Lines of data:
○ ○ ○ ○
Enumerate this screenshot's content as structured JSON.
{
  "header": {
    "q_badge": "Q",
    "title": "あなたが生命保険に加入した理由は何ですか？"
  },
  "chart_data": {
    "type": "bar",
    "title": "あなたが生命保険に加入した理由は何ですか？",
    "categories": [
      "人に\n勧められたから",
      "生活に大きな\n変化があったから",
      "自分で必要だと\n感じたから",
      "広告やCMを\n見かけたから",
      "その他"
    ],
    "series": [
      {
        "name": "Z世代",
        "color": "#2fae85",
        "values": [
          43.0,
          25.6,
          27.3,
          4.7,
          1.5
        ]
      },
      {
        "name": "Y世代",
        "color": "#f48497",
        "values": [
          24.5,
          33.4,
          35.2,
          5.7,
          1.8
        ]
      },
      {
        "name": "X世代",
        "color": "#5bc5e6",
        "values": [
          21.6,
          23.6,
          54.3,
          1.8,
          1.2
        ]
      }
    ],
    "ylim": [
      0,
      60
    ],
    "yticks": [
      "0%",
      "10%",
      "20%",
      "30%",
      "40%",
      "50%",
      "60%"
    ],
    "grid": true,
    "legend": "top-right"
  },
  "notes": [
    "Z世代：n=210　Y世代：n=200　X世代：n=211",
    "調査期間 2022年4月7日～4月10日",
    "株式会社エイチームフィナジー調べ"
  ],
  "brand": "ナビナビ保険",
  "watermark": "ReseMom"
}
○ ○ ○ ○
▶ WHAT TO WORK ON: Filter the records, keeping only lines that contain "color", and show those lines.

▶ OUTPUT OF THE EXERCISE:
        "color": "#2fae85",
        "color": "#f48497",
        "color": "#5bc5e6",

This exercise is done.